— EXERCISE OBJECTIVE —
Look for "Base" in the listing below. Gather each line that contains it.

━━━━━━━━━━━━━━━━━━━━━━━━━━━━━━

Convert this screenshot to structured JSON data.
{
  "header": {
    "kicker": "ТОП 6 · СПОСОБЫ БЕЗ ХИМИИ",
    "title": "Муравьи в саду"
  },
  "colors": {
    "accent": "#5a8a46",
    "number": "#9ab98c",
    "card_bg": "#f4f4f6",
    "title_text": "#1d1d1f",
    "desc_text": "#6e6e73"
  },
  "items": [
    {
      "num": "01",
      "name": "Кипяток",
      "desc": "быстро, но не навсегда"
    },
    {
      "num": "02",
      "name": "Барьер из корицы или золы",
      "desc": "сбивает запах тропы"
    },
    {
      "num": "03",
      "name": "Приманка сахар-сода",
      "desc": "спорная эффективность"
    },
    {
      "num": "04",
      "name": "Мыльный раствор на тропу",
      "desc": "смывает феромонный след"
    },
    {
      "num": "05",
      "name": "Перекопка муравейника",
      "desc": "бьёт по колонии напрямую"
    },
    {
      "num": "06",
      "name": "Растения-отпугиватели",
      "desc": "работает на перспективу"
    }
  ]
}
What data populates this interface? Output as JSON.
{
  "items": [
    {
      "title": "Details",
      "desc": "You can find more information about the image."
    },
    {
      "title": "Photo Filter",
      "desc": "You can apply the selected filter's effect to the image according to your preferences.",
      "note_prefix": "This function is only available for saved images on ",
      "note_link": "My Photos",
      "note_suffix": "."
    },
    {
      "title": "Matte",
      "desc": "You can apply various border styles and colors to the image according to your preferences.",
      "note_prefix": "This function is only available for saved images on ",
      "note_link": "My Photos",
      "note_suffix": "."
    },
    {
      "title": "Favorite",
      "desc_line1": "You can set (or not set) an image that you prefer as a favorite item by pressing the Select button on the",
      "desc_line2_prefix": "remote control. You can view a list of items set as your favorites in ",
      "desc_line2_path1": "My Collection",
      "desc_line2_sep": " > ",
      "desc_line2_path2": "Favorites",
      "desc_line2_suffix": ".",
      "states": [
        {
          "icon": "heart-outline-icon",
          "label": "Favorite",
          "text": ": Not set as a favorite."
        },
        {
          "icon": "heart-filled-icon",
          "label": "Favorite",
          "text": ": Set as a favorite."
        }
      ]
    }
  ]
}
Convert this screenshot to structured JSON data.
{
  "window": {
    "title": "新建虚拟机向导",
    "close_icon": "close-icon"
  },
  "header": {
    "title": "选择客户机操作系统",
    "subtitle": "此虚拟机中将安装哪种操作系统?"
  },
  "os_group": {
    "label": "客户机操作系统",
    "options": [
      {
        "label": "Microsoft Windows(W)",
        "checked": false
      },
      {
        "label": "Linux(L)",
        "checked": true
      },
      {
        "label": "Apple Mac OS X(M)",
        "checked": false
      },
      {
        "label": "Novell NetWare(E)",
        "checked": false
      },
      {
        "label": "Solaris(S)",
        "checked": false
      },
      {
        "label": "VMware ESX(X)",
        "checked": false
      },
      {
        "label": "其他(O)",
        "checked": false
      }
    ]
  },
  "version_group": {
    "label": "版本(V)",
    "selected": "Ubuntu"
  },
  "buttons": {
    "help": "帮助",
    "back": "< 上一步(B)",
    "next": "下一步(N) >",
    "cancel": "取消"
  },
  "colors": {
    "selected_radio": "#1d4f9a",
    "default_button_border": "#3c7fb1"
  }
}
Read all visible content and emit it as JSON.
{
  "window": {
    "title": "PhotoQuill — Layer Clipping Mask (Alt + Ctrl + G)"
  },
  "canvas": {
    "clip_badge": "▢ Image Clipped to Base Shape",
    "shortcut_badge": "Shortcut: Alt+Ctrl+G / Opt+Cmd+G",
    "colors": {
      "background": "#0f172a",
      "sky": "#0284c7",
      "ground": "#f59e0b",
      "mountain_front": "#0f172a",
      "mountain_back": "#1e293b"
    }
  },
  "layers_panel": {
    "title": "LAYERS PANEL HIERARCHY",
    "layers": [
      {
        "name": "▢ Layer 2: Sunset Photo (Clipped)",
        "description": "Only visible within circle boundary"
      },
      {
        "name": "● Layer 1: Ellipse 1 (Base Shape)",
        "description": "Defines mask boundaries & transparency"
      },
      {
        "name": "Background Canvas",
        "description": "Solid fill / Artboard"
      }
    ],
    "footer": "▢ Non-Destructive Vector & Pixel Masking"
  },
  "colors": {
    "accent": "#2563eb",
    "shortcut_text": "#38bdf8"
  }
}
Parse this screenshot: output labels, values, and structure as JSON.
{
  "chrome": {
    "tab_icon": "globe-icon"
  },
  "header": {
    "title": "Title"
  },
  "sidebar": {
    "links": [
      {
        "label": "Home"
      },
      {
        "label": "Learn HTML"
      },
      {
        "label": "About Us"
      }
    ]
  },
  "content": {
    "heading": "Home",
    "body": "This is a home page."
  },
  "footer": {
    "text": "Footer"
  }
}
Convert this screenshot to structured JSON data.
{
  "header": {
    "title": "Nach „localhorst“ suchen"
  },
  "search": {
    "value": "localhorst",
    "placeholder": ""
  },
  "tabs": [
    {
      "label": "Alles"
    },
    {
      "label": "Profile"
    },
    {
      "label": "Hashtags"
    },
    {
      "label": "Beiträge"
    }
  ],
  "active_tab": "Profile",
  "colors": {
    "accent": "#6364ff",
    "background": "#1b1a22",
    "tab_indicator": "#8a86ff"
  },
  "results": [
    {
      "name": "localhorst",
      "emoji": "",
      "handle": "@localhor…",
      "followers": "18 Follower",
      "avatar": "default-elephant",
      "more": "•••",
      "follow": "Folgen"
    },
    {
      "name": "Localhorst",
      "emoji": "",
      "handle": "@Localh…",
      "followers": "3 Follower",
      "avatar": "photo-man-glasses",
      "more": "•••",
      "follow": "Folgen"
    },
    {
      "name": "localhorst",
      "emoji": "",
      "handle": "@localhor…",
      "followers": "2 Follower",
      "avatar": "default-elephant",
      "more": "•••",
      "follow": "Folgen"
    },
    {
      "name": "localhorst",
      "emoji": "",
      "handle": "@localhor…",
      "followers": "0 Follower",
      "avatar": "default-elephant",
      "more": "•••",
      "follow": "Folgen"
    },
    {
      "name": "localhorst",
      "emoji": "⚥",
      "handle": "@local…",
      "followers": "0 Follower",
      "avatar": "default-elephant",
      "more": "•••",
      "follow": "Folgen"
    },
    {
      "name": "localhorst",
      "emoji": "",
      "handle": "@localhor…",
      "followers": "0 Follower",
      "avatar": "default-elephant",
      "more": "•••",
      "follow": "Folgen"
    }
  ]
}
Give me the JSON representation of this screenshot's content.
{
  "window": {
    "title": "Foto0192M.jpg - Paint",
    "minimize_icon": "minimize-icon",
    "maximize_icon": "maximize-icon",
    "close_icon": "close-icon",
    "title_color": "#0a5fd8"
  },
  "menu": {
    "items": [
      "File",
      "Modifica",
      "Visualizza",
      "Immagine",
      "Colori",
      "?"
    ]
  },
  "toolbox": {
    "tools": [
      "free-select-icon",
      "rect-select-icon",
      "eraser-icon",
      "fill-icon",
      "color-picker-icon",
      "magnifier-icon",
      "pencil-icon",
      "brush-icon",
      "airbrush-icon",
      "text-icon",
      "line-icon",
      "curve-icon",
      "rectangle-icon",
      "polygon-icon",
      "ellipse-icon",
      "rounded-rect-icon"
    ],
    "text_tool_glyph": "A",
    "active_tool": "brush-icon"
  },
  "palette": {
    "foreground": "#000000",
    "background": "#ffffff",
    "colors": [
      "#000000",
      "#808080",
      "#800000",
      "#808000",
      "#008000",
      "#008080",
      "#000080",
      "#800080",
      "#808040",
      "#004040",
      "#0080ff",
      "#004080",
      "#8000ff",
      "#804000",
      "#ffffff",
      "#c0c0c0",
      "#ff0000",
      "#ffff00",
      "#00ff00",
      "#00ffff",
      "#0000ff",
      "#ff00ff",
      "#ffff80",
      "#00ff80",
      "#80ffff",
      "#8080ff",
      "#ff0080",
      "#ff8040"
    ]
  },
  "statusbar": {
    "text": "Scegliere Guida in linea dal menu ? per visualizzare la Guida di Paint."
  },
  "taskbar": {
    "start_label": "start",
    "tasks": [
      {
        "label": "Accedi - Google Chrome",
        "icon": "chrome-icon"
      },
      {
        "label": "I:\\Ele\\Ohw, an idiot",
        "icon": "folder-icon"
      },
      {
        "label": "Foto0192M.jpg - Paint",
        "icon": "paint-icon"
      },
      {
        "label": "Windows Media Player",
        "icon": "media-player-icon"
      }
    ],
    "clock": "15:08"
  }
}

━━━━━━━━━━━━━━━━━━━━━━━━━━━━━━

— SOLUTION TO THIS EXERCISE —
    "clip_badge": "▢ Image Clipped to Base Shape",
        "name": "● Layer 1: Ellipse 1 (Base Shape)",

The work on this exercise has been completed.